→ **Stated problem**: Where a line contains the string "down", copy that line.

→ **Raw data**:
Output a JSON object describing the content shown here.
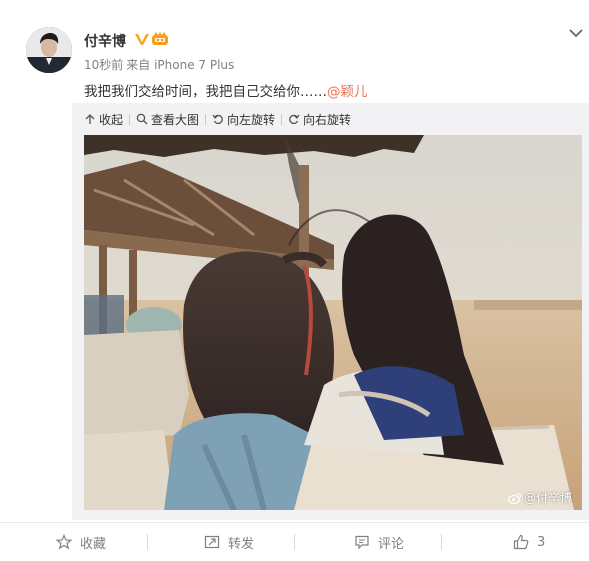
{
  "user": {
    "name": "付辛博"
  },
  "meta": {
    "time": "10秒前",
    "source": "来自 iPhone 7 Plus"
  },
  "post": {
    "text": "我把我们交给时间，我把自己交给你……",
    "mention": "@颖儿"
  },
  "media_tools": {
    "collapse": "收起",
    "view_large": "查看大图",
    "rotate_left": "向左旋转",
    "rotate_right": "向右旋转"
  },
  "photo": {
    "watermark": "@付辛博"
  },
  "actions": {
    "favorite": "收藏",
    "repost": "转发",
    "comment": "评论",
    "like": "3"
  },
  "colors": {
    "mention": "#eb7350",
    "verified": "#f5a623",
    "panel": "#f2f2f5"
  },
  "icons": [
    "chevron-down-icon",
    "verified-icon",
    "vip-crown-icon",
    "collapse-arrow-icon",
    "magnifier-icon",
    "rotate-left-icon",
    "rotate-right-icon",
    "weibo-logo-icon",
    "star-icon",
    "repost-icon",
    "comment-icon",
    "thumbs-up-icon"
  ]
}
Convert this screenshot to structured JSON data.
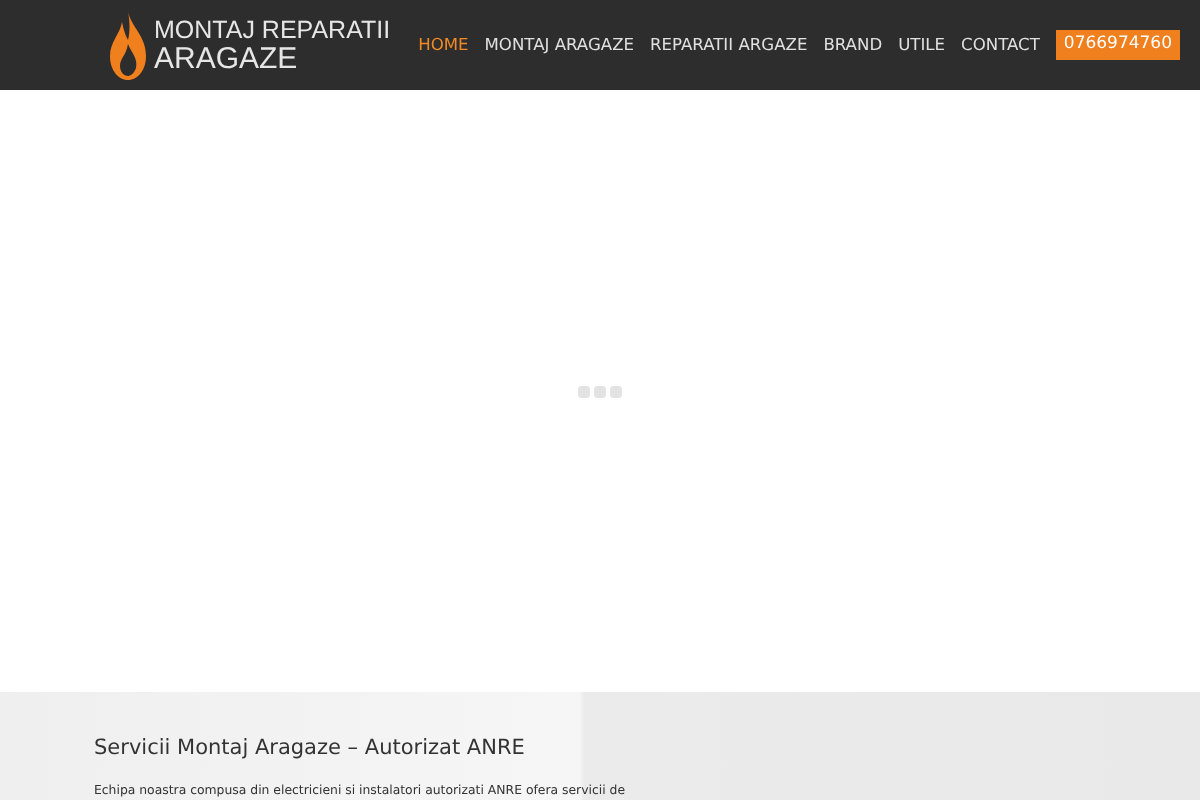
{
  "logo": {
    "line_1": "MONTAJ REPARATII",
    "line_2": "ARAGAZE"
  },
  "menu": [
    {
      "label": "HOME",
      "selected": true
    },
    {
      "label": "MONTAJ ARAGAZE",
      "selected": false
    },
    {
      "label": "REPARATII ARGAZE",
      "selected": false
    },
    {
      "label": "BRAND",
      "selected": false
    },
    {
      "label": "UTILE",
      "selected": false
    },
    {
      "label": "CONTACT",
      "selected": false
    }
  ],
  "phone": "0766974760",
  "intro": {
    "title": "Servicii Montaj Aragaze – Autorizat ANRE",
    "text": "Echipa noastra compusa din electricieni si instalatori autorizati ANRE ofera servicii de"
  }
}
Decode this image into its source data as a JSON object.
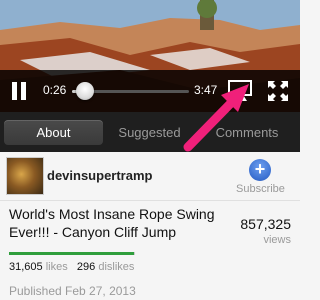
{
  "player": {
    "current_time": "0:26",
    "duration": "3:47",
    "progress_fraction": 0.115,
    "play_state": "playing",
    "icons": {
      "play_pause": "pause-icon",
      "airplay": "airplay-icon",
      "fullscreen": "fullscreen-icon"
    }
  },
  "tabs": [
    {
      "label": "About",
      "active": true
    },
    {
      "label": "Suggested",
      "active": false
    },
    {
      "label": "Comments",
      "active": false
    }
  ],
  "channel": {
    "name": "devinsupertramp",
    "subscribe_label": "Subscribe",
    "subscribe_icon": "plus-icon"
  },
  "video": {
    "title": "World's Most Insane Rope Swing Ever!!! - Canyon Cliff Jump",
    "views_count": "857,325",
    "views_label": "views",
    "likes_count": "31,605",
    "likes_label": "likes",
    "dislikes_count": "296",
    "dislikes_label": "dislikes",
    "like_fraction": 0.991,
    "published": "Published Feb 27, 2013"
  },
  "colors": {
    "annotation_arrow": "#f0207a",
    "like_bar": "#2f9e3c",
    "subscribe_button": "#3a6fd0"
  }
}
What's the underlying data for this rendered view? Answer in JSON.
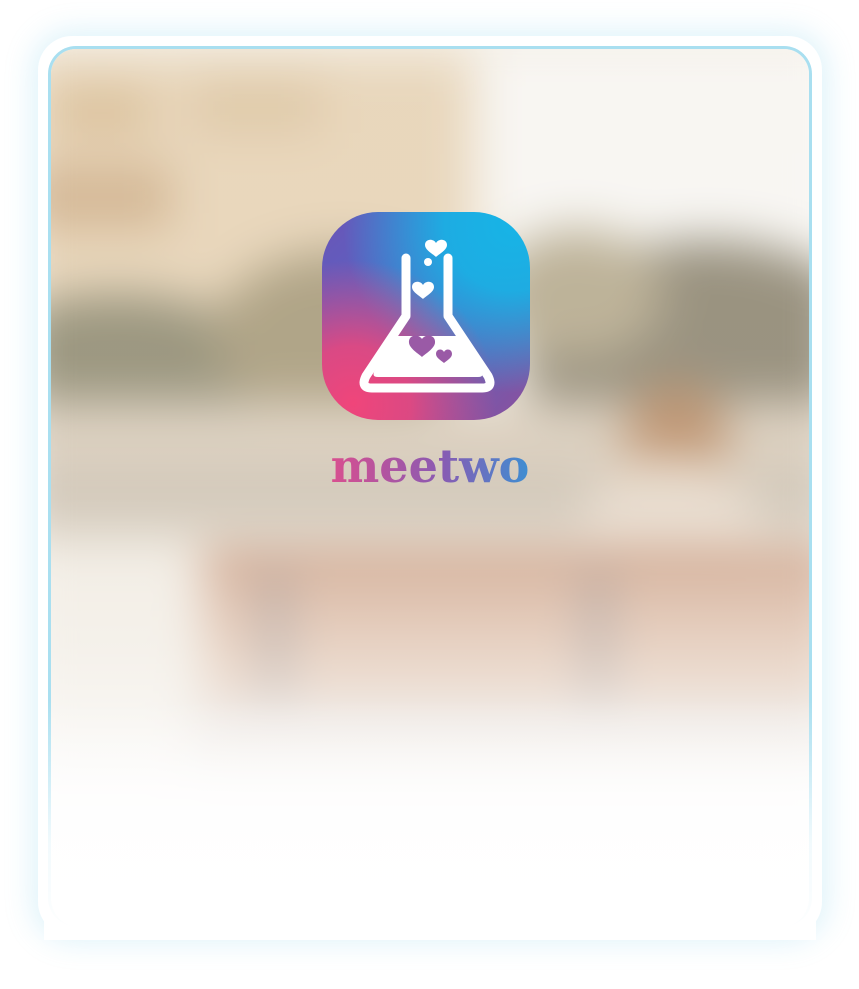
{
  "brand": {
    "name": "meetwo",
    "colors": {
      "pink": "#f0457a",
      "purple": "#6a55b8",
      "cyan": "#17b4e6",
      "frame_border": "#a9dff0"
    },
    "icon": "flask-hearts-icon"
  },
  "background": {
    "description_icon": "blurred-photo-background"
  }
}
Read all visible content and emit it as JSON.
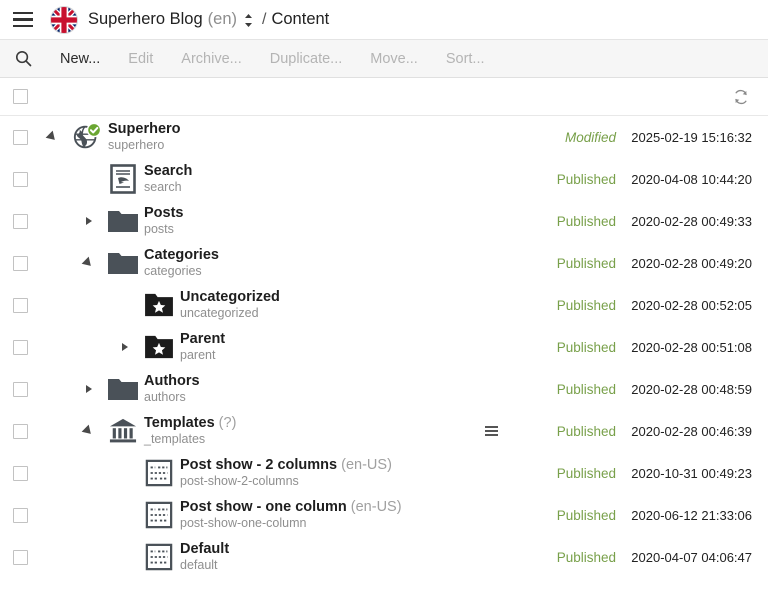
{
  "header": {
    "menu_icon": "hamburger-icon",
    "flag_icon": "uk-flag-icon",
    "site_name": "Superhero Blog",
    "site_lang": "(en)",
    "lang_switch_icon": "up-down-chevron-icon",
    "separator": "/",
    "breadcrumb": "Content"
  },
  "toolbar": {
    "search_icon": "search-icon",
    "buttons": [
      {
        "label": "New...",
        "enabled": true
      },
      {
        "label": "Edit",
        "enabled": false
      },
      {
        "label": "Archive...",
        "enabled": false
      },
      {
        "label": "Duplicate...",
        "enabled": false
      },
      {
        "label": "Move...",
        "enabled": false
      },
      {
        "label": "Sort...",
        "enabled": false
      }
    ]
  },
  "list_header": {
    "select_all_checkbox": "",
    "refresh_icon": "refresh-icon"
  },
  "rows": [
    {
      "title": "Superhero",
      "title_suffix": "",
      "slug": "superhero",
      "icon": "globe-published-icon",
      "indent": 0,
      "twisty": "open",
      "handle": false,
      "status": "Modified",
      "status_style": "modified",
      "date": "2025-02-19 15:16:32"
    },
    {
      "title": "Search",
      "title_suffix": "",
      "slug": "search",
      "icon": "search-page-icon",
      "indent": 1,
      "twisty": "none",
      "handle": false,
      "status": "Published",
      "status_style": "published",
      "date": "2020-04-08 10:44:20"
    },
    {
      "title": "Posts",
      "title_suffix": "",
      "slug": "posts",
      "icon": "folder-icon",
      "indent": 1,
      "twisty": "closed",
      "handle": false,
      "status": "Published",
      "status_style": "published",
      "date": "2020-02-28 00:49:33"
    },
    {
      "title": "Categories",
      "title_suffix": "",
      "slug": "categories",
      "icon": "folder-icon",
      "indent": 1,
      "twisty": "open",
      "handle": false,
      "status": "Published",
      "status_style": "published",
      "date": "2020-02-28 00:49:20"
    },
    {
      "title": "Uncategorized",
      "title_suffix": "",
      "slug": "uncategorized",
      "icon": "folder-star-icon",
      "indent": 2,
      "twisty": "none",
      "handle": false,
      "status": "Published",
      "status_style": "published",
      "date": "2020-02-28 00:52:05"
    },
    {
      "title": "Parent",
      "title_suffix": "",
      "slug": "parent",
      "icon": "folder-star-icon",
      "indent": 2,
      "twisty": "closed",
      "handle": false,
      "status": "Published",
      "status_style": "published",
      "date": "2020-02-28 00:51:08"
    },
    {
      "title": "Authors",
      "title_suffix": "",
      "slug": "authors",
      "icon": "folder-icon",
      "indent": 1,
      "twisty": "closed",
      "handle": false,
      "status": "Published",
      "status_style": "published",
      "date": "2020-02-28 00:48:59"
    },
    {
      "title": "Templates",
      "title_suffix": "(?)",
      "slug": "_templates",
      "icon": "bank-building-icon",
      "indent": 1,
      "twisty": "open",
      "handle": true,
      "status": "Published",
      "status_style": "published",
      "date": "2020-02-28 00:46:39"
    },
    {
      "title": "Post show - 2 columns",
      "title_suffix": "(en-US)",
      "slug": "post-show-2-columns",
      "icon": "template-wireframe-icon",
      "indent": 2,
      "twisty": "none",
      "handle": false,
      "status": "Published",
      "status_style": "published",
      "date": "2020-10-31 00:49:23"
    },
    {
      "title": "Post show - one column",
      "title_suffix": "(en-US)",
      "slug": "post-show-one-column",
      "icon": "template-wireframe-icon",
      "indent": 2,
      "twisty": "none",
      "handle": false,
      "status": "Published",
      "status_style": "published",
      "date": "2020-06-12 21:33:06"
    },
    {
      "title": "Default",
      "title_suffix": "",
      "slug": "default",
      "icon": "template-wireframe-icon",
      "indent": 2,
      "twisty": "none",
      "handle": false,
      "status": "Published",
      "status_style": "published",
      "date": "2020-04-07 04:06:47"
    }
  ],
  "colors": {
    "status_green": "#78a04a",
    "icon_dark": "#4a5158",
    "toolbar_bg": "#f6f6f6",
    "disabled_text": "#b4b4b4",
    "check_green": "#6aa632"
  }
}
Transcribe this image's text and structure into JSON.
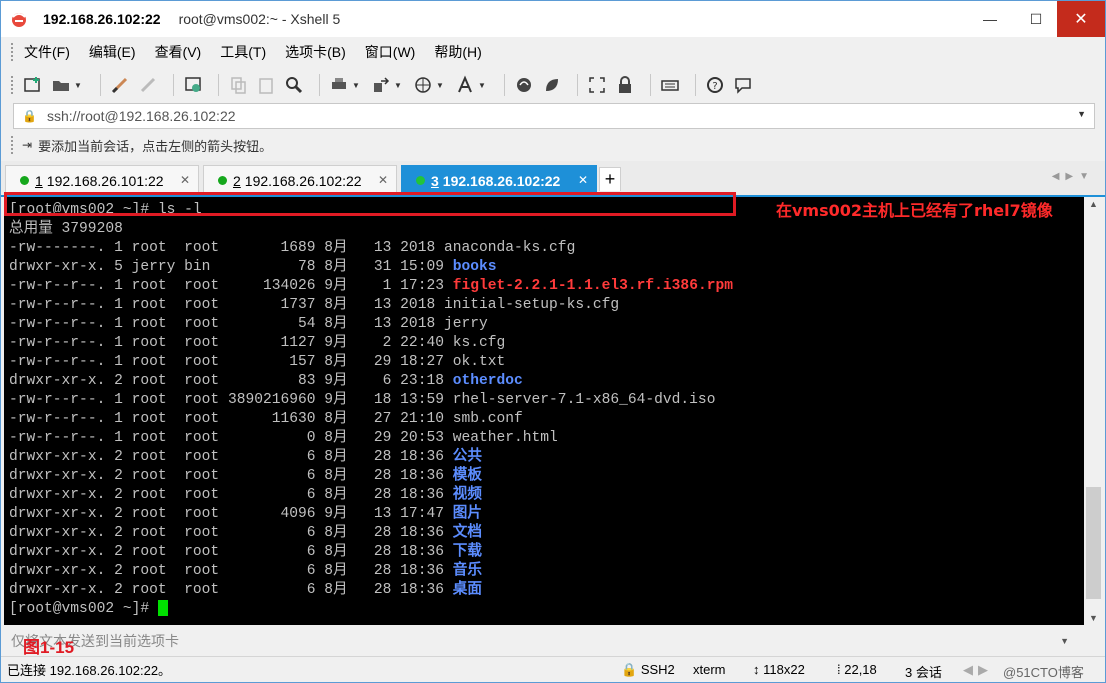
{
  "window": {
    "title_host": "192.168.26.102:22",
    "title_rest": "root@vms002:~ - Xshell 5",
    "min": "—",
    "max": "☐",
    "close": "✕"
  },
  "menu": [
    "文件(F)",
    "编辑(E)",
    "查看(V)",
    "工具(T)",
    "选项卡(B)",
    "窗口(W)",
    "帮助(H)"
  ],
  "address": {
    "value": "ssh://root@192.168.26.102:22"
  },
  "hint": "要添加当前会话，点击左侧的箭头按钮。",
  "tabs": [
    {
      "num": "1",
      "label": "192.168.26.101:22"
    },
    {
      "num": "2",
      "label": "192.168.26.102:22"
    },
    {
      "num": "3",
      "label": "192.168.26.102:22"
    }
  ],
  "tab_add": "+",
  "terminal": {
    "lines": [
      [
        {
          "t": "[root@vms002 ~]# ls -l"
        }
      ],
      [
        {
          "t": "总用量 3799208"
        }
      ],
      [
        {
          "t": "-rw-------. 1 root  root       1689 8月   13 2018 anaconda-ks.cfg"
        }
      ],
      [
        {
          "t": "drwxr-xr-x. 5 jerry bin          78 8月   31 15:09 "
        },
        {
          "t": "books",
          "c": "dir"
        }
      ],
      [
        {
          "t": "-rw-r--r--. 1 root  root     134026 9月    1 17:23 "
        },
        {
          "t": "figlet-2.2.1-1.1.el3.rf.i386.rpm",
          "c": "rpm"
        }
      ],
      [
        {
          "t": "-rw-r--r--. 1 root  root       1737 8月   13 2018 initial-setup-ks.cfg"
        }
      ],
      [
        {
          "t": "-rw-r--r--. 1 root  root         54 8月   13 2018 jerry"
        }
      ],
      [
        {
          "t": "-rw-r--r--. 1 root  root       1127 9月    2 22:40 ks.cfg"
        }
      ],
      [
        {
          "t": "-rw-r--r--. 1 root  root        157 8月   29 18:27 ok.txt"
        }
      ],
      [
        {
          "t": "drwxr-xr-x. 2 root  root         83 9月    6 23:18 "
        },
        {
          "t": "otherdoc",
          "c": "dir"
        }
      ],
      [
        {
          "t": "-rw-r--r--. 1 root  root 3890216960 9月   18 13:59 rhel-server-7.1-x86_64-dvd.iso"
        }
      ],
      [
        {
          "t": "-rw-r--r--. 1 root  root      11630 8月   27 21:10 smb.conf"
        }
      ],
      [
        {
          "t": "-rw-r--r--. 1 root  root          0 8月   29 20:53 weather.html"
        }
      ],
      [
        {
          "t": "drwxr-xr-x. 2 root  root          6 8月   28 18:36 "
        },
        {
          "t": "公共",
          "c": "dir"
        }
      ],
      [
        {
          "t": "drwxr-xr-x. 2 root  root          6 8月   28 18:36 "
        },
        {
          "t": "模板",
          "c": "dir"
        }
      ],
      [
        {
          "t": "drwxr-xr-x. 2 root  root          6 8月   28 18:36 "
        },
        {
          "t": "视频",
          "c": "dir"
        }
      ],
      [
        {
          "t": "drwxr-xr-x. 2 root  root       4096 9月   13 17:47 "
        },
        {
          "t": "图片",
          "c": "dir"
        }
      ],
      [
        {
          "t": "drwxr-xr-x. 2 root  root          6 8月   28 18:36 "
        },
        {
          "t": "文档",
          "c": "dir"
        }
      ],
      [
        {
          "t": "drwxr-xr-x. 2 root  root          6 8月   28 18:36 "
        },
        {
          "t": "下载",
          "c": "dir"
        }
      ],
      [
        {
          "t": "drwxr-xr-x. 2 root  root          6 8月   28 18:36 "
        },
        {
          "t": "音乐",
          "c": "dir"
        }
      ],
      [
        {
          "t": "drwxr-xr-x. 2 root  root          6 8月   28 18:36 "
        },
        {
          "t": "桌面",
          "c": "dir"
        }
      ],
      [
        {
          "t": "[root@vms002 ~]# "
        },
        {
          "t": "",
          "c": "cursor"
        }
      ]
    ],
    "annotation": "在vms002主机上已经有了rhel7镜像"
  },
  "input_bar": {
    "placeholder": "仅将文本发送到当前选项卡",
    "figure_label": "图1-15"
  },
  "status": {
    "connection": "已连接 192.168.26.102:22。",
    "protocol": "SSH2",
    "term": "xterm",
    "size": "118x22",
    "position": "22,18",
    "sessions": "3 会话",
    "watermark": "@51CTO博客"
  },
  "colors": {
    "accent": "#1e90d8",
    "highlight": "#e01b24",
    "dir": "#5c8dff",
    "rpm": "#ff3b3b",
    "cursor": "#00e000"
  }
}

→ **Problem solution**:
    "chevron-down-icon",
    "lang_switch_icon": "up-down-chevron-icon",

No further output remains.